WRITTEN INSTRUCTION> What follows is a set of records; restate each one word for word and drop the pictures.

Stored records:

%%

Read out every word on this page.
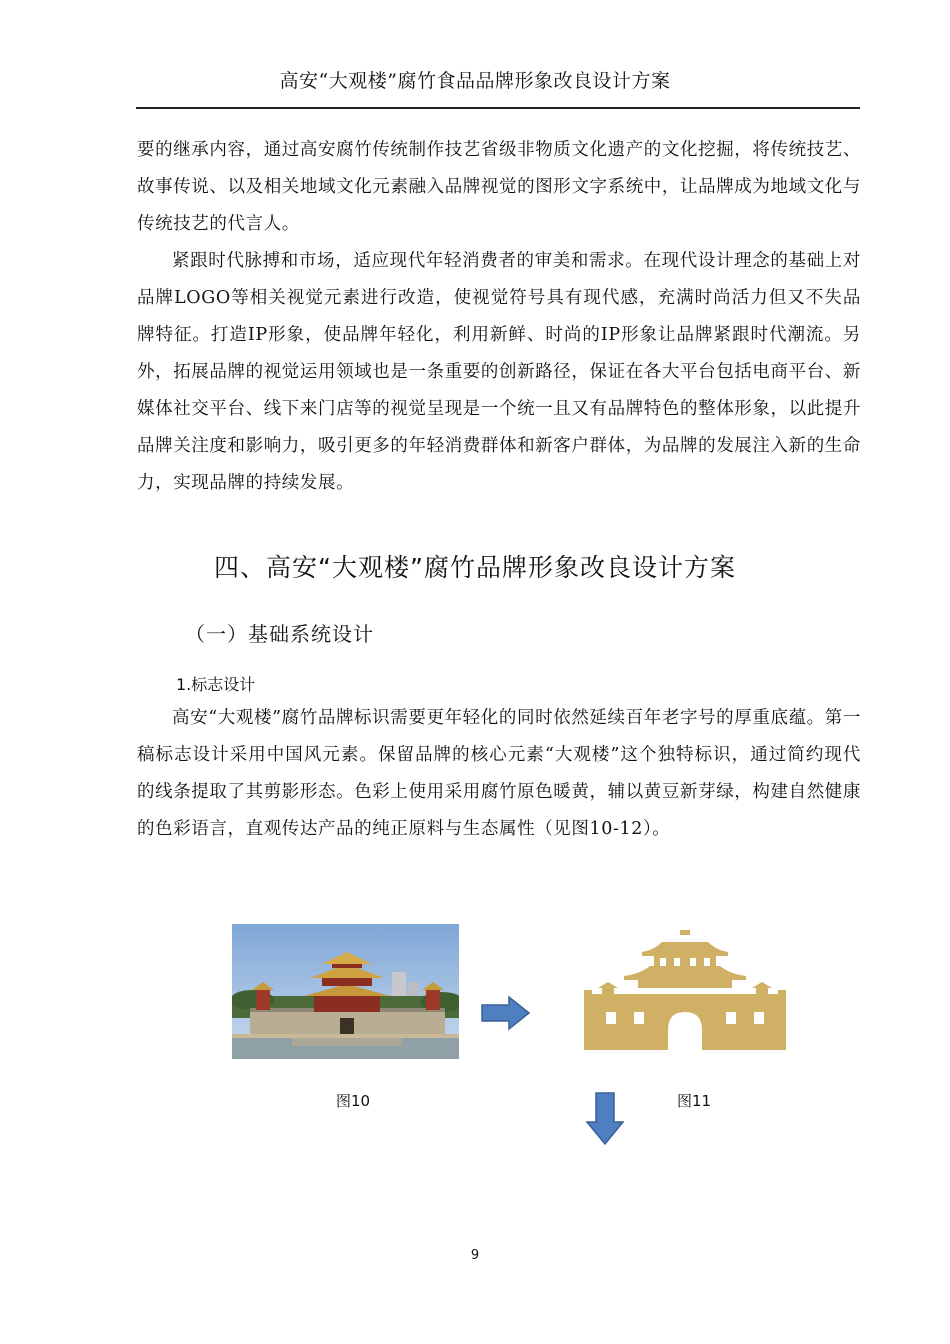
高安“大观楼”腐竹食品品牌形象改良设计方案

要的继承内容，通过高安腐竹传统制作技艺省级非物质文化遗产的文化挖掘，将传统技艺、故事传说、以及相关地域文化元素融入品牌视觉的图形文字系统中，让品牌成为地域文化与传统技艺的代言人。

紧跟时代脉搏和市场，适应现代年轻消费者的审美和需求。在现代设计理念的基础上对品牌LOGO等相关视觉元素进行改造，使视觉符号具有现代感，充满时尚活力但又不失品牌特征。打造IP形象，使品牌年轻化，利用新鲜、时尚的IP形象让品牌紧跟时代潮流。另外，拓展品牌的视觉运用领域也是一条重要的创新路径，保证在各大平台包括电商平台、新媒体社交平台、线下来门店等的视觉呈现是一个统一且又有品牌特色的整体形象，以此提升品牌关注度和影响力，吸引更多的年轻消费群体和新客户群体，为品牌的发展注入新的生命力，实现品牌的持续发展。

四、高安“大观楼”腐竹品牌形象改良设计方案
（一）基础系统设计
1.标志设计

高安“大观楼”腐竹品牌标识需要更年轻化的同时依然延续百年老字号的厚重底蕴。第一稿标志设计采用中国风元素。保留品牌的核心元素“大观楼”这个独特标识，通过简约现代的线条提取了其剪影形态。色彩上使用采用腐竹原色暖黄，辅以黄豆新芽绿，构建自然健康的色彩语言，直观传达产品的纯正原料与生态属性（见图10-12）。

图10	图11
9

%%

OUTPUT FOR THIS TASK>
Read out every word on this page.
高安“大观楼”腐竹食品品牌形象改良设计方案

要的继承内容，通过高安腐竹传统制作技艺省级非物质文化遗产的文化挖掘，将传统技艺、故事传说、以及相关地域文化元素融入品牌视觉的图形文字系统中，让品牌成为地域文化与传统技艺的代言人。

紧跟时代脉搏和市场，适应现代年轻消费者的审美和需求。在现代设计理念的基础上对品牌LOGO等相关视觉元素进行改造，使视觉符号具有现代感，充满时尚活力但又不失品牌特征。打造IP形象，使品牌年轻化，利用新鲜、时尚的IP形象让品牌紧跟时代潮流。另外，拓展品牌的视觉运用领域也是一条重要的创新路径，保证在各大平台包括电商平台、新媒体社交平台、线下来门店等的视觉呈现是一个统一且又有品牌特色的整体形象，以此提升品牌关注度和影响力，吸引更多的年轻消费群体和新客户群体，为品牌的发展注入新的生命力，实现品牌的持续发展。

四、高安“大观楼”腐竹品牌形象改良设计方案
（一）基础系统设计
1.标志设计

高安“大观楼”腐竹品牌标识需要更年轻化的同时依然延续百年老字号的厚重底蕴。第一稿标志设计采用中国风元素。保留品牌的核心元素“大观楼”这个独特标识，通过简约现代的线条提取了其剪影形态。色彩上使用采用腐竹原色暖黄，辅以黄豆新芽绿，构建自然健康的色彩语言，直观传达产品的纯正原料与生态属性（见图10-12）。

图10	图11
9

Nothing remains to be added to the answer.